=== Task details ===
Reply with nothing except the number of lines that contain the word "مصنوع".

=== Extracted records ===
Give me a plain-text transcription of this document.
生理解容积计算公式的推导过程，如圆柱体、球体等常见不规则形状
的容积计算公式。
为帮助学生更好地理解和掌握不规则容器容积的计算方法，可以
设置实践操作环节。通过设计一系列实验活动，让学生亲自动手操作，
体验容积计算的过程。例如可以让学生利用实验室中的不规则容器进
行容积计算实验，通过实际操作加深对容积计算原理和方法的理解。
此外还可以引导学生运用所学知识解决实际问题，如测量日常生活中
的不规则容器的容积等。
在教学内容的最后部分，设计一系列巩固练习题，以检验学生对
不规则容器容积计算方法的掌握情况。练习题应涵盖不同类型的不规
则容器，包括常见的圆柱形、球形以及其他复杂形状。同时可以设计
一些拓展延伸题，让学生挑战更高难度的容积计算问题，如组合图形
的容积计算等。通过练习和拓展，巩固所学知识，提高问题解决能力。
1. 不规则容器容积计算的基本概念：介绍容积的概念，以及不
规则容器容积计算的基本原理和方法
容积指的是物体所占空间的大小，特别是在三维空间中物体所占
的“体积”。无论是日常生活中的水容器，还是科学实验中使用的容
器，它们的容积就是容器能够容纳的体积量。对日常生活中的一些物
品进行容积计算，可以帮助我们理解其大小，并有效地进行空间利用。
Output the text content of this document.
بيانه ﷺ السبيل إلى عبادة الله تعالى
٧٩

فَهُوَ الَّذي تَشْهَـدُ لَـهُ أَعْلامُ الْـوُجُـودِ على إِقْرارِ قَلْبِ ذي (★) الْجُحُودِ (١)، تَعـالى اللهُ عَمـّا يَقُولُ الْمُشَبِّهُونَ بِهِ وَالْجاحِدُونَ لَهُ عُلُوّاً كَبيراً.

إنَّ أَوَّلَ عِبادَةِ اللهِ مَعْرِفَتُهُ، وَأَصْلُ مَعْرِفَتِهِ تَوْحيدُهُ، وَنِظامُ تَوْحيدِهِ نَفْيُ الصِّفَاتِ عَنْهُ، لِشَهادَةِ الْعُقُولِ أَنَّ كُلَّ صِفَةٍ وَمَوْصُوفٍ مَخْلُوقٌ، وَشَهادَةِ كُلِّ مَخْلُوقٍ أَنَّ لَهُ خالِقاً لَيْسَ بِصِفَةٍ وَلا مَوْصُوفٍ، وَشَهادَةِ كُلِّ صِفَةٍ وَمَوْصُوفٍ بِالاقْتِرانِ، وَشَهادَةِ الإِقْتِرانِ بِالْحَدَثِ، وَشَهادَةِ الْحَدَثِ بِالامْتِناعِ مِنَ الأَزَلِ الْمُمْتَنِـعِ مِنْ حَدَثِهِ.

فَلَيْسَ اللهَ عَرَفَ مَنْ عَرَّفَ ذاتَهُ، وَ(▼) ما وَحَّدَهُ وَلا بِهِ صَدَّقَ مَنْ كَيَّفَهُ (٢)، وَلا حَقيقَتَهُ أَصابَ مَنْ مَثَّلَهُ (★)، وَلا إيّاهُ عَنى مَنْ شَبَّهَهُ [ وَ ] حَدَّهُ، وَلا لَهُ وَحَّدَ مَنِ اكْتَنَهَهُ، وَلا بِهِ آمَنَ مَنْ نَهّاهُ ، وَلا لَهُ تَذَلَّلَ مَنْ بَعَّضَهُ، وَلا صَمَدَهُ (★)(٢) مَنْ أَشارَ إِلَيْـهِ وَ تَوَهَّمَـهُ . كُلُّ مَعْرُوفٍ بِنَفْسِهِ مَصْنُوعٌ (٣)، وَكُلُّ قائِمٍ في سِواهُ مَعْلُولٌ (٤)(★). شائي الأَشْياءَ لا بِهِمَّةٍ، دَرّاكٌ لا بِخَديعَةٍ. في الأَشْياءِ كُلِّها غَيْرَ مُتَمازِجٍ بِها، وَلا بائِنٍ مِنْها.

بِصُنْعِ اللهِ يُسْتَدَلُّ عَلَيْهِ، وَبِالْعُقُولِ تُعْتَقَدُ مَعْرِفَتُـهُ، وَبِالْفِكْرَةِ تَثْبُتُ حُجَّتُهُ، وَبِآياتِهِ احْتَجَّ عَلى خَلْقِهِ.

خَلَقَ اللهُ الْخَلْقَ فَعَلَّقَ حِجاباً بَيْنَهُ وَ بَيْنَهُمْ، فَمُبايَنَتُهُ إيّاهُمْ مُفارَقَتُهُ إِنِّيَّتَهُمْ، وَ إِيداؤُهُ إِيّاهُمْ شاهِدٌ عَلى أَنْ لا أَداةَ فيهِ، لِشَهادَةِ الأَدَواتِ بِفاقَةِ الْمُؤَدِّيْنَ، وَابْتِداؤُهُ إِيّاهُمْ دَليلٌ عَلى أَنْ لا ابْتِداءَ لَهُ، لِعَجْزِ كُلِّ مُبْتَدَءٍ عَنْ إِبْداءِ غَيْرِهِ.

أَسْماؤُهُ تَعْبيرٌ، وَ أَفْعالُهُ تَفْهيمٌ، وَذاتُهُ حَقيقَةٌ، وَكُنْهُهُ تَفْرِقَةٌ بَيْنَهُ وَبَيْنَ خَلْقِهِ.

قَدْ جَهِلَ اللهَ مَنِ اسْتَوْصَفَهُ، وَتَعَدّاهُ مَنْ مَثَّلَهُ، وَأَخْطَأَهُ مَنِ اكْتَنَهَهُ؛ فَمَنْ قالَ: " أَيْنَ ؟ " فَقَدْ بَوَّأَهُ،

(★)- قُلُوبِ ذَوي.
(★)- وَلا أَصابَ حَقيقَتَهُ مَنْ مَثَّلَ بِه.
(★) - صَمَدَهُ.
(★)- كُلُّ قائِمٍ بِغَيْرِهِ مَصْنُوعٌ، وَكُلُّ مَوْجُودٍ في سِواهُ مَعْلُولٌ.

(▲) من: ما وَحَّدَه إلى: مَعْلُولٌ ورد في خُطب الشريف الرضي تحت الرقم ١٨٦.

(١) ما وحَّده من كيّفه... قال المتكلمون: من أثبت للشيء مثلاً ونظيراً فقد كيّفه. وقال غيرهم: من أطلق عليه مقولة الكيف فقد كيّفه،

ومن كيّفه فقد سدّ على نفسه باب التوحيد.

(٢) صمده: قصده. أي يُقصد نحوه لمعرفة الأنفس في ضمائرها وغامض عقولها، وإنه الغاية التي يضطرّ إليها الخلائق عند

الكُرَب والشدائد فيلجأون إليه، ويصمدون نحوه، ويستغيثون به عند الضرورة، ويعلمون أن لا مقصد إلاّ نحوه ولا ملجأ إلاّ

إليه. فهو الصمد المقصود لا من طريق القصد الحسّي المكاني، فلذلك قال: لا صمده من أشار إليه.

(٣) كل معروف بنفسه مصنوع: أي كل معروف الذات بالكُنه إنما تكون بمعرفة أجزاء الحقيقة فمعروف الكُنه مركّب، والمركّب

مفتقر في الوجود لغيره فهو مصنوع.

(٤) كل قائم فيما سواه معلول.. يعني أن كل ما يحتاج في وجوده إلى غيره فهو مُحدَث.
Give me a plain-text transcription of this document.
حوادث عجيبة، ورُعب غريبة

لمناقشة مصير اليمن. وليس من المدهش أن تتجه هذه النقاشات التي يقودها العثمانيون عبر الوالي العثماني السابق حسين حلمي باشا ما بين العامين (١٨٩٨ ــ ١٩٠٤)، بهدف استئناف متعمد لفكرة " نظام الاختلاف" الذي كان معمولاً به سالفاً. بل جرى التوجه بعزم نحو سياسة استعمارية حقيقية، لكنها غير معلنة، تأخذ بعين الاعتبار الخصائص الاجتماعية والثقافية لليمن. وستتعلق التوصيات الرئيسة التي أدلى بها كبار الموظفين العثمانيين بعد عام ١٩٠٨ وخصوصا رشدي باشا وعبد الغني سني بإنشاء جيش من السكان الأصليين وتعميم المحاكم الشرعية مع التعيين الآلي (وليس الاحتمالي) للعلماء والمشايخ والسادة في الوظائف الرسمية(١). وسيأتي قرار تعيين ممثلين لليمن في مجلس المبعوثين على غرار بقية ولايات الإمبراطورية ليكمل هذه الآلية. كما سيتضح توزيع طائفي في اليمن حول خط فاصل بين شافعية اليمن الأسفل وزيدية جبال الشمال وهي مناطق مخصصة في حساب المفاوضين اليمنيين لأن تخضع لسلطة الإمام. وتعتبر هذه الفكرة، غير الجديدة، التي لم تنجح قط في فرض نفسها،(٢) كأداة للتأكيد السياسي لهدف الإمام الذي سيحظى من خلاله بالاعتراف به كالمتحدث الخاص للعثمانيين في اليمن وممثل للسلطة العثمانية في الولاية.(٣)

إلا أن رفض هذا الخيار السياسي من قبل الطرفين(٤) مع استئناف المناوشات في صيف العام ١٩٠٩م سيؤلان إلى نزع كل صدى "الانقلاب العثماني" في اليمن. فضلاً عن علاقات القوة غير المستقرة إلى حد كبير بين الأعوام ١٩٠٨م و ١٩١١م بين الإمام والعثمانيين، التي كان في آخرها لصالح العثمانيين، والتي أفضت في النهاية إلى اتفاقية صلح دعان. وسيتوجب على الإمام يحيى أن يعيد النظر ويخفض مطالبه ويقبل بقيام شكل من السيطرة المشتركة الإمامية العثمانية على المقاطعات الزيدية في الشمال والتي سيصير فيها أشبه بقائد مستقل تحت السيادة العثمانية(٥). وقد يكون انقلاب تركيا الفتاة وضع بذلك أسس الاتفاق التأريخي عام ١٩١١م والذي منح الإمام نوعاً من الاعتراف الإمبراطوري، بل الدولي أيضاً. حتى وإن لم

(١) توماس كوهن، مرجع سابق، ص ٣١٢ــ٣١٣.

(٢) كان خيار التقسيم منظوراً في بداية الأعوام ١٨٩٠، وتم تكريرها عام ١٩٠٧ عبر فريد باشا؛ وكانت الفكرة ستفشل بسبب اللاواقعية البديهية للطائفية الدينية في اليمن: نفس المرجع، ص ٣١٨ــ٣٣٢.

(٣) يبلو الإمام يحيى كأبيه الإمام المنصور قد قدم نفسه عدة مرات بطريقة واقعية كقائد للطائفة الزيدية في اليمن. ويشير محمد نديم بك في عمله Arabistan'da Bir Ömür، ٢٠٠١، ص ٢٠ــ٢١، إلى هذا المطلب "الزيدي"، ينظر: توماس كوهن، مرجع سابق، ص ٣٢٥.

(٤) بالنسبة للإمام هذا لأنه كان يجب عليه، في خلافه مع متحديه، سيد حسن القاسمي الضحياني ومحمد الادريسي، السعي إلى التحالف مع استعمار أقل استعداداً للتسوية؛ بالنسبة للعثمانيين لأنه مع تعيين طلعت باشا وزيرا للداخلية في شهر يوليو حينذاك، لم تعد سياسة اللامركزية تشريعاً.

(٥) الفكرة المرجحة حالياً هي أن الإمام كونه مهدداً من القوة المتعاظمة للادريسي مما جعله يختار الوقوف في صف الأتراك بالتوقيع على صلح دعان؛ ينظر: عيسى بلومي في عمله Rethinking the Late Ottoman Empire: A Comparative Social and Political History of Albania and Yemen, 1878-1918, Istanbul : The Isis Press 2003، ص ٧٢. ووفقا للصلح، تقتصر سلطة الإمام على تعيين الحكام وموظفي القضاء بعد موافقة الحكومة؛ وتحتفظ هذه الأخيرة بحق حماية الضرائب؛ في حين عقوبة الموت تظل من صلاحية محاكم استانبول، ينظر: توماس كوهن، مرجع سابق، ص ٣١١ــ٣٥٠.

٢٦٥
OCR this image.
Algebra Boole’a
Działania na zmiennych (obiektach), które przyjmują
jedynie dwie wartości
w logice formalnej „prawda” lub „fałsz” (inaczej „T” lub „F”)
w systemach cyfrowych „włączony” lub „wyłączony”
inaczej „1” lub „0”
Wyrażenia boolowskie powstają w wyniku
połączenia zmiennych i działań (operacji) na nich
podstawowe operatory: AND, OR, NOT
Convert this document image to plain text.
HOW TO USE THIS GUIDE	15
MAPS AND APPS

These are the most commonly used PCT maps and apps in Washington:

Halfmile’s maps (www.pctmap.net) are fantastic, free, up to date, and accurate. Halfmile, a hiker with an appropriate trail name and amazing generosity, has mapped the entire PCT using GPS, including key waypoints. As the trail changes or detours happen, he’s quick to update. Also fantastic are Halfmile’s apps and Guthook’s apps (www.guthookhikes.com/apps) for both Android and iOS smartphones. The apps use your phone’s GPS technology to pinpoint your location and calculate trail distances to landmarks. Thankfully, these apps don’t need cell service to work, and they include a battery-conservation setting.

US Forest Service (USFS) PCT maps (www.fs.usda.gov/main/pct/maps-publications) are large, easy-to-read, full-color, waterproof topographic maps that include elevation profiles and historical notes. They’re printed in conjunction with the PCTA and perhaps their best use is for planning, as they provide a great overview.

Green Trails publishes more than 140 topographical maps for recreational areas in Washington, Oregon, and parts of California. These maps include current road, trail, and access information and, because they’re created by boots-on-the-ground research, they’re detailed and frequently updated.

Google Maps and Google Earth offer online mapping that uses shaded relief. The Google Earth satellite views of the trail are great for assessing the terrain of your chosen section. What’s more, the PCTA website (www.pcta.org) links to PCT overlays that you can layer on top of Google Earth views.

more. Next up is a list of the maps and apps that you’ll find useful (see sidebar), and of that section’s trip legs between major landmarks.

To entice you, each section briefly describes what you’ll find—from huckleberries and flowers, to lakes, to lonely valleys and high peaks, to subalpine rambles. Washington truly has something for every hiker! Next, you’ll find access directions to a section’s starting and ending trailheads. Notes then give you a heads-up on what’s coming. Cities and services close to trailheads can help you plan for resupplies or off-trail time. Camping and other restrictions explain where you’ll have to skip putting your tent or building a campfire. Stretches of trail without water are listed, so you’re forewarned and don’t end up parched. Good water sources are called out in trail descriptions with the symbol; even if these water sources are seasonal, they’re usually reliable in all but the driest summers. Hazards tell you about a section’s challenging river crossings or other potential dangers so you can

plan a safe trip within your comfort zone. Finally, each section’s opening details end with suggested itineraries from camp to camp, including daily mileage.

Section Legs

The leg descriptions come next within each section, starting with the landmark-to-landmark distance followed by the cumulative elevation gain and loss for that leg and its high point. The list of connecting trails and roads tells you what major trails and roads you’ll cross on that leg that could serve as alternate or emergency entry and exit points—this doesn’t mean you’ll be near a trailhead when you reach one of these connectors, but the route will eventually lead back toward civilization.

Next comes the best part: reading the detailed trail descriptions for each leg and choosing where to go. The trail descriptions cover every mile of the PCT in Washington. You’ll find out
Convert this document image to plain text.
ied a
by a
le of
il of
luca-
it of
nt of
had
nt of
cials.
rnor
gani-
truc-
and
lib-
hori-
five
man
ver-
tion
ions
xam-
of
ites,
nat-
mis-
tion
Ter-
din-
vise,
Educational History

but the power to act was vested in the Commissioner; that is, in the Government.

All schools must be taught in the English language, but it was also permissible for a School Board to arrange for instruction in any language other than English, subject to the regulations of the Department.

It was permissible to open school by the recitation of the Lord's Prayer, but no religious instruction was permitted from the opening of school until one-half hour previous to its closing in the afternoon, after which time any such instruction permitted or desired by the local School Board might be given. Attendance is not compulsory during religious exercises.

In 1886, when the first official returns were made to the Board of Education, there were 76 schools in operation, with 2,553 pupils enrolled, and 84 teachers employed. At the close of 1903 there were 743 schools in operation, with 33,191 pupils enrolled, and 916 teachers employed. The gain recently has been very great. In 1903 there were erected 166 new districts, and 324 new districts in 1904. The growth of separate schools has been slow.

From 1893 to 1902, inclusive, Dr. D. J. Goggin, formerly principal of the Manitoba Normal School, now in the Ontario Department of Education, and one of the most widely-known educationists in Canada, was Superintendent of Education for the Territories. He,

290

=== Task solution ===
2